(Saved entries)
━━━━━━━━
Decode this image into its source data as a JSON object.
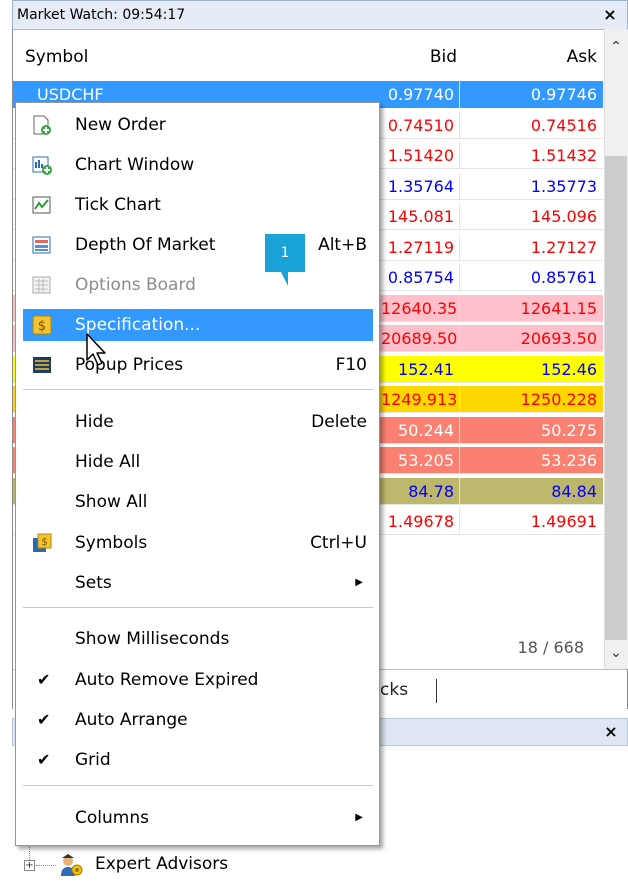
{
  "window": {
    "title": "Market Watch: 09:54:17"
  },
  "columns": {
    "symbol": "Symbol",
    "bid": "Bid",
    "ask": "Ask"
  },
  "selected_symbol": "USDCHF",
  "rows": [
    {
      "bid": "0.97740",
      "ask": "0.97746",
      "bid_color": "#ffffff",
      "ask_color": "#ffffff",
      "bg": "#3399ff"
    },
    {
      "bid": "0.74510",
      "ask": "0.74516",
      "bid_color": "#ff0000",
      "ask_color": "#ff0000",
      "bg": "#ffffff"
    },
    {
      "bid": "1.51420",
      "ask": "1.51432",
      "bid_color": "#ff0000",
      "ask_color": "#ff0000",
      "bg": "#ffffff"
    },
    {
      "bid": "1.35764",
      "ask": "1.35773",
      "bid_color": "#0000ff",
      "ask_color": "#0000ff",
      "bg": "#ffffff"
    },
    {
      "bid": "145.081",
      "ask": "145.096",
      "bid_color": "#ff0000",
      "ask_color": "#ff0000",
      "bg": "#ffffff"
    },
    {
      "bid": "1.27119",
      "ask": "1.27127",
      "bid_color": "#ff0000",
      "ask_color": "#ff0000",
      "bg": "#ffffff"
    },
    {
      "bid": "0.85754",
      "ask": "0.85761",
      "bid_color": "#0000ff",
      "ask_color": "#0000ff",
      "bg": "#ffffff"
    },
    {
      "bid": "12640.35",
      "ask": "12641.15",
      "bid_color": "#ff0000",
      "ask_color": "#ff0000",
      "bg": "#ffc0cb"
    },
    {
      "bid": "20689.50",
      "ask": "20693.50",
      "bid_color": "#ff0000",
      "ask_color": "#ff0000",
      "bg": "#ffc0cb"
    },
    {
      "bid": "152.41",
      "ask": "152.46",
      "bid_color": "#0000ff",
      "ask_color": "#0000ff",
      "bg": "#ffff00"
    },
    {
      "bid": "1249.913",
      "ask": "1250.228",
      "bid_color": "#ff0000",
      "ask_color": "#ff0000",
      "bg": "#ffd700"
    },
    {
      "bid": "50.244",
      "ask": "50.275",
      "bid_color": "#ffffff",
      "ask_color": "#ffffff",
      "bg": "#fa8072"
    },
    {
      "bid": "53.205",
      "ask": "53.236",
      "bid_color": "#ffffff",
      "ask_color": "#ffffff",
      "bg": "#fa8072"
    },
    {
      "bid": "84.78",
      "ask": "84.84",
      "bid_color": "#0000ff",
      "ask_color": "#0000ff",
      "bg": "#bdb76b"
    },
    {
      "bid": "1.49678",
      "ask": "1.49691",
      "bid_color": "#ff0000",
      "ask_color": "#ff0000",
      "bg": "#ffffff"
    }
  ],
  "symbol_count": "18 / 668",
  "tab_ticks": "cks",
  "menu": {
    "new_order": "New Order",
    "chart_window": "Chart Window",
    "tick_chart": "Tick Chart",
    "depth_of_market": "Depth Of Market",
    "depth_shortcut": "Alt+B",
    "options_board": "Options Board",
    "specification": "Specification...",
    "popup_prices": "Popup Prices",
    "popup_shortcut": "F10",
    "hide": "Hide",
    "hide_shortcut": "Delete",
    "hide_all": "Hide All",
    "show_all": "Show All",
    "symbols": "Symbols",
    "symbols_shortcut": "Ctrl+U",
    "sets": "Sets",
    "show_ms": "Show Milliseconds",
    "auto_remove": "Auto Remove Expired",
    "auto_arrange": "Auto Arrange",
    "grid": "Grid",
    "columns": "Columns",
    "check": "✔",
    "submenu_arrow": "▶"
  },
  "callout": "1",
  "navigator": {
    "expert_advisors": "Expert Advisors"
  },
  "colors": {
    "selection": "#3399ff",
    "callout": "#1aa3d6"
  }
}
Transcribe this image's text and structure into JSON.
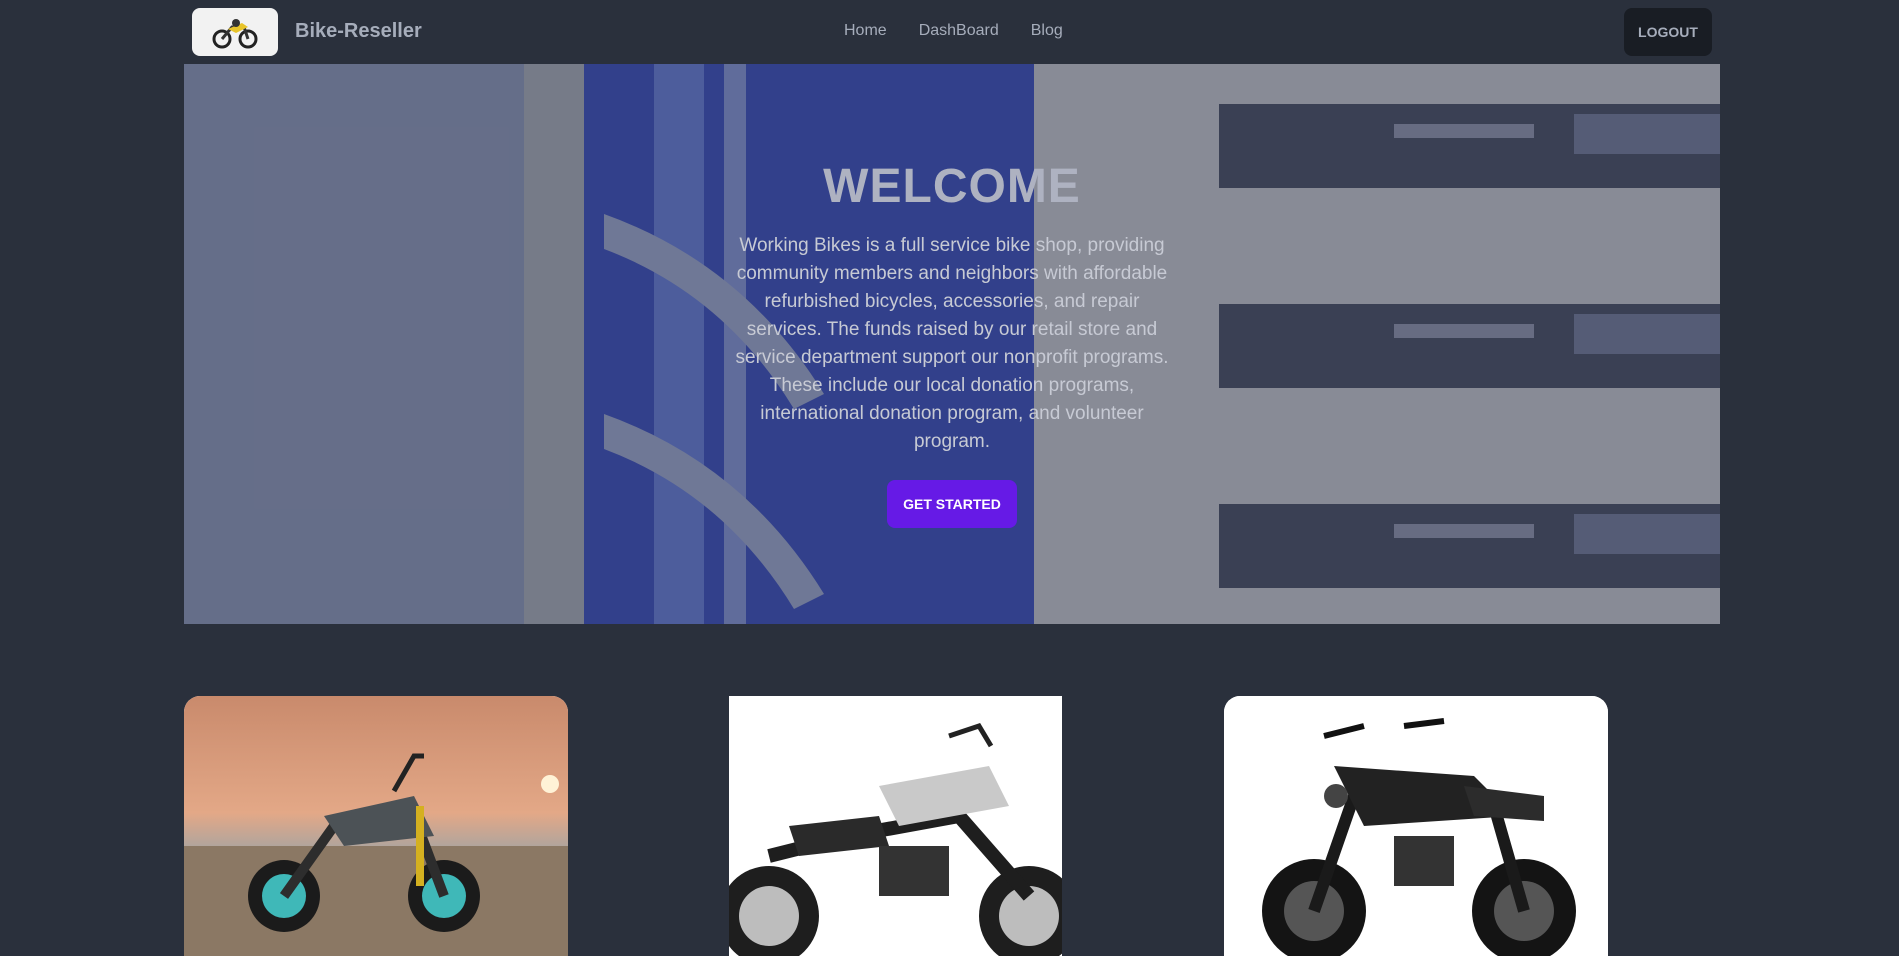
{
  "navbar": {
    "brand": "Bike-Reseller",
    "links": [
      "Home",
      "DashBoard",
      "Blog"
    ],
    "logout_label": "LOGOUT"
  },
  "hero": {
    "title": "WELCOME",
    "text": "Working Bikes is a full service bike shop, providing community members and neighbors with affordable refurbished bicycles, accessories, and repair services. The funds raised by our retail store and service department support our nonprofit programs. These include our local donation programs, international donation program, and volunteer program.",
    "cta_label": "GET STARTED"
  },
  "colors": {
    "background": "#2a303c",
    "text_muted": "#a6adbb",
    "primary": "#661ae6",
    "navbar_button": "#191d24"
  },
  "cards": [
    {
      "image": "naked-motorcycle-sunset-photo"
    },
    {
      "image": "cruiser-motorcycle-photo"
    },
    {
      "image": "black-power-cruiser-motorcycle-photo"
    }
  ]
}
━━━━━━━━
▶ Directions for this task
Quote the entries in full. Any image among them is to be omitted from the copy.

▶ Result of the task
Decode this image into its source data as a JSON object.
{
  "window": {
    "title": "Market Watch: 09:54:17"
  },
  "columns": {
    "symbol": "Symbol",
    "bid": "Bid",
    "ask": "Ask"
  },
  "selected_symbol": "USDCHF",
  "rows": [
    {
      "bid": "0.97740",
      "ask": "0.97746",
      "bid_color": "#ffffff",
      "ask_color": "#ffffff",
      "bg": "#3399ff"
    },
    {
      "bid": "0.74510",
      "ask": "0.74516",
      "bid_color": "#ff0000",
      "ask_color": "#ff0000",
      "bg": "#ffffff"
    },
    {
      "bid": "1.51420",
      "ask": "1.51432",
      "bid_color": "#ff0000",
      "ask_color": "#ff0000",
      "bg": "#ffffff"
    },
    {
      "bid": "1.35764",
      "ask": "1.35773",
      "bid_color": "#0000ff",
      "ask_color": "#0000ff",
      "bg": "#ffffff"
    },
    {
      "bid": "145.081",
      "ask": "145.096",
      "bid_color": "#ff0000",
      "ask_color": "#ff0000",
      "bg": "#ffffff"
    },
    {
      "bid": "1.27119",
      "ask": "1.27127",
      "bid_color": "#ff0000",
      "ask_color": "#ff0000",
      "bg": "#ffffff"
    },
    {
      "bid": "0.85754",
      "ask": "0.85761",
      "bid_color": "#0000ff",
      "ask_color": "#0000ff",
      "bg": "#ffffff"
    },
    {
      "bid": "12640.35",
      "ask": "12641.15",
      "bid_color": "#ff0000",
      "ask_color": "#ff0000",
      "bg": "#ffc0cb"
    },
    {
      "bid": "20689.50",
      "ask": "20693.50",
      "bid_color": "#ff0000",
      "ask_color": "#ff0000",
      "bg": "#ffc0cb"
    },
    {
      "bid": "152.41",
      "ask": "152.46",
      "bid_color": "#0000ff",
      "ask_color": "#0000ff",
      "bg": "#ffff00"
    },
    {
      "bid": "1249.913",
      "ask": "1250.228",
      "bid_color": "#ff0000",
      "ask_color": "#ff0000",
      "bg": "#ffd700"
    },
    {
      "bid": "50.244",
      "ask": "50.275",
      "bid_color": "#ffffff",
      "ask_color": "#ffffff",
      "bg": "#fa8072"
    },
    {
      "bid": "53.205",
      "ask": "53.236",
      "bid_color": "#ffffff",
      "ask_color": "#ffffff",
      "bg": "#fa8072"
    },
    {
      "bid": "84.78",
      "ask": "84.84",
      "bid_color": "#0000ff",
      "ask_color": "#0000ff",
      "bg": "#bdb76b"
    },
    {
      "bid": "1.49678",
      "ask": "1.49691",
      "bid_color": "#ff0000",
      "ask_color": "#ff0000",
      "bg": "#ffffff"
    }
  ],
  "symbol_count": "18 / 668",
  "tab_ticks": "cks",
  "menu": {
    "new_order": "New Order",
    "chart_window": "Chart Window",
    "tick_chart": "Tick Chart",
    "depth_of_market": "Depth Of Market",
    "depth_shortcut": "Alt+B",
    "options_board": "Options Board",
    "specification": "Specification...",
    "popup_prices": "Popup Prices",
    "popup_shortcut": "F10",
    "hide": "Hide",
    "hide_shortcut": "Delete",
    "hide_all": "Hide All",
    "show_all": "Show All",
    "symbols": "Symbols",
    "symbols_shortcut": "Ctrl+U",
    "sets": "Sets",
    "show_ms": "Show Milliseconds",
    "auto_remove": "Auto Remove Expired",
    "auto_arrange": "Auto Arrange",
    "grid": "Grid",
    "columns": "Columns",
    "check": "✔",
    "submenu_arrow": "▶"
  },
  "callout": "1",
  "navigator": {
    "expert_advisors": "Expert Advisors"
  },
  "colors": {
    "selection": "#3399ff",
    "callout": "#1aa3d6"
  }
}
Transcribe this image's text and structure into JSON.
{
  "navbar": {
    "brand": "Bike-Reseller",
    "links": [
      "Home",
      "DashBoard",
      "Blog"
    ],
    "logout_label": "LOGOUT"
  },
  "hero": {
    "title": "WELCOME",
    "text": "Working Bikes is a full service bike shop, providing community members and neighbors with affordable refurbished bicycles, accessories, and repair services. The funds raised by our retail store and service department support our nonprofit programs. These include our local donation programs, international donation program, and volunteer program.",
    "cta_label": "GET STARTED"
  },
  "colors": {
    "background": "#2a303c",
    "text_muted": "#a6adbb",
    "primary": "#661ae6",
    "navbar_button": "#191d24"
  },
  "cards": [
    {
      "image": "naked-motorcycle-sunset-photo"
    },
    {
      "image": "cruiser-motorcycle-photo"
    },
    {
      "image": "black-power-cruiser-motorcycle-photo"
    }
  ]
}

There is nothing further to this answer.